Collected data entries
+===+

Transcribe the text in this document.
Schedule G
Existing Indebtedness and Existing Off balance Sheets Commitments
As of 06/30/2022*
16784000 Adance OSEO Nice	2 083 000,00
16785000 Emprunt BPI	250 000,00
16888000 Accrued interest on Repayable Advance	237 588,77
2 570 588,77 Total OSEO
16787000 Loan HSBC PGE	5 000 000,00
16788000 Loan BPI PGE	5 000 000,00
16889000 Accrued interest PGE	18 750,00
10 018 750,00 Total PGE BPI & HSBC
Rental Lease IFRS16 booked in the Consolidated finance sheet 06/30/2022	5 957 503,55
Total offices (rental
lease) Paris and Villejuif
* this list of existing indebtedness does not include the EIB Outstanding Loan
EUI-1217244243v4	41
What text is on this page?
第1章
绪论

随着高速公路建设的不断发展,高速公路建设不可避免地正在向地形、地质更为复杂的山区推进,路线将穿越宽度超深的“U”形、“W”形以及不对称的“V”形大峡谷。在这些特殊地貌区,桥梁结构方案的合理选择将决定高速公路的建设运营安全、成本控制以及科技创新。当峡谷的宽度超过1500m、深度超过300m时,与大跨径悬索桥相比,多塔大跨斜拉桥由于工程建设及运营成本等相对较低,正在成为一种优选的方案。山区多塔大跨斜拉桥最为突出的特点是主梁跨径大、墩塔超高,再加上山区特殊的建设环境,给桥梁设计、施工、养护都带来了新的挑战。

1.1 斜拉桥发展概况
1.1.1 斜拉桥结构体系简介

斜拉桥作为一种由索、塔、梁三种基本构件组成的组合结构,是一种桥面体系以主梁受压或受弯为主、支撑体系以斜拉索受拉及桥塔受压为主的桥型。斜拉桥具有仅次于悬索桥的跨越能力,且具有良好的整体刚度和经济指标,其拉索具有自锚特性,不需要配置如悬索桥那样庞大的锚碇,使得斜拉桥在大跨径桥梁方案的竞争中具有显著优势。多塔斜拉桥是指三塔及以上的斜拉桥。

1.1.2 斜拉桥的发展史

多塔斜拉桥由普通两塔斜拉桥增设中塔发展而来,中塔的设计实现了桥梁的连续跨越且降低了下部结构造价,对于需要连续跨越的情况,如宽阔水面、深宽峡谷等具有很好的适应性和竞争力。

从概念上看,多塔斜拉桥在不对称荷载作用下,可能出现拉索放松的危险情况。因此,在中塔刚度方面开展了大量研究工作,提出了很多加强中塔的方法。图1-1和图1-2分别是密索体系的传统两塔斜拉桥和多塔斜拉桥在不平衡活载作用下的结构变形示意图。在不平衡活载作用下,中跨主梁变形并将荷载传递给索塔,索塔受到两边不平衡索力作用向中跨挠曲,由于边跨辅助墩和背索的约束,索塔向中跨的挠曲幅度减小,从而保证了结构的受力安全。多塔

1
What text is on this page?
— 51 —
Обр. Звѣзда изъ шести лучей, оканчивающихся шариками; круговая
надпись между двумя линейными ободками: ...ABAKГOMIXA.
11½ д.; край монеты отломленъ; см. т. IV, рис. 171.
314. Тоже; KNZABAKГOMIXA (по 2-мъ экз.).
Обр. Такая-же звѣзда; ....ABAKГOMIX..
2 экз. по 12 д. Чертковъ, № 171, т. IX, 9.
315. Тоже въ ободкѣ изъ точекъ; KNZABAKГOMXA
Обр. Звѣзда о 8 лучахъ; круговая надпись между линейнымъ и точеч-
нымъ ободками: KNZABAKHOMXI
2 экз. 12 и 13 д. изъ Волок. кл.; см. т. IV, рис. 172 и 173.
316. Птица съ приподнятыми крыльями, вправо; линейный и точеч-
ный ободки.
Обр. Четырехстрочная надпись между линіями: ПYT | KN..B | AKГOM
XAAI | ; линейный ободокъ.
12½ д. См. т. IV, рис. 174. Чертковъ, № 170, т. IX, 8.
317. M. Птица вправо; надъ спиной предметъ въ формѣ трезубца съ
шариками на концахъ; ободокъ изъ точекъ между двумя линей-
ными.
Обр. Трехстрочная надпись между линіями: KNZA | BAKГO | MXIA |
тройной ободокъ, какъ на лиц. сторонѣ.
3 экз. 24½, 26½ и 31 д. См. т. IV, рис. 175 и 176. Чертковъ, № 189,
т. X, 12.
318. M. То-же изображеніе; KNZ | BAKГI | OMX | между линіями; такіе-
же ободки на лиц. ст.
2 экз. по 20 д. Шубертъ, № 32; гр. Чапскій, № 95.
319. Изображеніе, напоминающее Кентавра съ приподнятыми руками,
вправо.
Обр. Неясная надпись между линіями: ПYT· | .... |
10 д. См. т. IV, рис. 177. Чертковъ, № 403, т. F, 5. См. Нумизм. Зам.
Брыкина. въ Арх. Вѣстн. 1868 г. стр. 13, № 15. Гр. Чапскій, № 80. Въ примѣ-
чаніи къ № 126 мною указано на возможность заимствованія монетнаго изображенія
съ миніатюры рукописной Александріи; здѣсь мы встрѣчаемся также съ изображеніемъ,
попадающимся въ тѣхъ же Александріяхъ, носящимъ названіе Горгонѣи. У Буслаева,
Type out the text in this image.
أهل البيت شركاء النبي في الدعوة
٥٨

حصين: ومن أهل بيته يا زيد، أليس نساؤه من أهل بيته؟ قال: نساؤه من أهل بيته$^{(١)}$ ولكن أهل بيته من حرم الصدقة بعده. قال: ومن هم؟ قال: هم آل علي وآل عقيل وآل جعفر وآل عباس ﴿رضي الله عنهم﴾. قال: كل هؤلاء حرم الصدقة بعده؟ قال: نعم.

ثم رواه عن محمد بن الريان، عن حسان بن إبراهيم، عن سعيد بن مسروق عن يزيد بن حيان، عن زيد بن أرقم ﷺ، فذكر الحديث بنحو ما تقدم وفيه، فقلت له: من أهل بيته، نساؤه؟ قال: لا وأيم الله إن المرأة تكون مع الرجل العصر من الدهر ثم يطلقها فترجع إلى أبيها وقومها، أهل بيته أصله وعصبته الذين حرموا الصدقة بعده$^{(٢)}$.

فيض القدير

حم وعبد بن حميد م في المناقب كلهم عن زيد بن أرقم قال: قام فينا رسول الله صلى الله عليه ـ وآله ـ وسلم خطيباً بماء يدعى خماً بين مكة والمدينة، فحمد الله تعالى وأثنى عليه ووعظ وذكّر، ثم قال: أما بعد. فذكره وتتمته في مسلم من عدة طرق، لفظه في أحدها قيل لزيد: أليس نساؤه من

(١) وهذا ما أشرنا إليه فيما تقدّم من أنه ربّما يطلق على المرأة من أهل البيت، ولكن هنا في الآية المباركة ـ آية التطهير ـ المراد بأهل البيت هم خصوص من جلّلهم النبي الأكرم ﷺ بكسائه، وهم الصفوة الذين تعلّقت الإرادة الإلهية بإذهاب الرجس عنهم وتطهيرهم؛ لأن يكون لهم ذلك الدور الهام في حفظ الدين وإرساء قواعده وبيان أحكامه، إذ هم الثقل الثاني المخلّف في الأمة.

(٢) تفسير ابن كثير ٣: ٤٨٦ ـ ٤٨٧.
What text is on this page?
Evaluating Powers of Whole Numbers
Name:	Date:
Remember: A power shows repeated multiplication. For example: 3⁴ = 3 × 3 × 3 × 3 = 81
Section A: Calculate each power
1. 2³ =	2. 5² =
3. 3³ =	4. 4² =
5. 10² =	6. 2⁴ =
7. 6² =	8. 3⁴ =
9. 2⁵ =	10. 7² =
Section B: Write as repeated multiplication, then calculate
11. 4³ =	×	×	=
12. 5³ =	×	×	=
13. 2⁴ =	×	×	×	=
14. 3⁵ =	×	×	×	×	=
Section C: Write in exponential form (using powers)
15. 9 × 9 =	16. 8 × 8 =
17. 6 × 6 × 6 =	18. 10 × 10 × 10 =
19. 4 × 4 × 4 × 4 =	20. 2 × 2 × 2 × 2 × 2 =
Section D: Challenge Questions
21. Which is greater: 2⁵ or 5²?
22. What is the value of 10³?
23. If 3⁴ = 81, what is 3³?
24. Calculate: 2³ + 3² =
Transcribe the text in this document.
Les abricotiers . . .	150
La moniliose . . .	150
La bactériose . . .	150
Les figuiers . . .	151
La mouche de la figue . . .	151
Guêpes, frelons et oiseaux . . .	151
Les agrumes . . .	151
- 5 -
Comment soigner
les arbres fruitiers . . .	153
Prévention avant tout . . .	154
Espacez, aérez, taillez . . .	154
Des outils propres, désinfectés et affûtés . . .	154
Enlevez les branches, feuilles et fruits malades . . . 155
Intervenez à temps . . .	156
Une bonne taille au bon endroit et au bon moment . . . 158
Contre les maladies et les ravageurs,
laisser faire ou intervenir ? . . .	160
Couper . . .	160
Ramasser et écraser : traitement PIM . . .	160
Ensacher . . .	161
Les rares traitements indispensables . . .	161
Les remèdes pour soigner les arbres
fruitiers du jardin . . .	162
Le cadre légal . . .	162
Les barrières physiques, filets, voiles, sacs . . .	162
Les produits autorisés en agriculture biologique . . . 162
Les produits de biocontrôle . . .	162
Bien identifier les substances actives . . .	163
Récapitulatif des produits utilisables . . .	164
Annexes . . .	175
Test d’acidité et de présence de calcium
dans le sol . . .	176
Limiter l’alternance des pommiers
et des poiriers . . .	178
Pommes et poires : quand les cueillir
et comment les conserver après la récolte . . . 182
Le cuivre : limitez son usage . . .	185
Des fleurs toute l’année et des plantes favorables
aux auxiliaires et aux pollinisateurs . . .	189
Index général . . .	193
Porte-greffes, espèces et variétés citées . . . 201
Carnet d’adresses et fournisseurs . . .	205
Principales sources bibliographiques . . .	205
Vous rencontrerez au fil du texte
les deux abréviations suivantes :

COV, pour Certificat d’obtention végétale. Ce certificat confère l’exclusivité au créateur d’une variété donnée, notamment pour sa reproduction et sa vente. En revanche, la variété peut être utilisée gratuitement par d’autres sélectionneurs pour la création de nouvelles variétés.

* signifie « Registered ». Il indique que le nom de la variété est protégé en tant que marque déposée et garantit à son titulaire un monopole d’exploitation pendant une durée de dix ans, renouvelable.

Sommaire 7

+===+

**STATED TASK**
Select every line of the material above holding the word "точеч" and copy it.

**THE OUTPUT**
Обр. Звѣзда о 8 лучахъ; круговая надпись между линейнымъ и точеч-
316. Птица съ приподнятыми крыльями, вправо; линейный и точеч-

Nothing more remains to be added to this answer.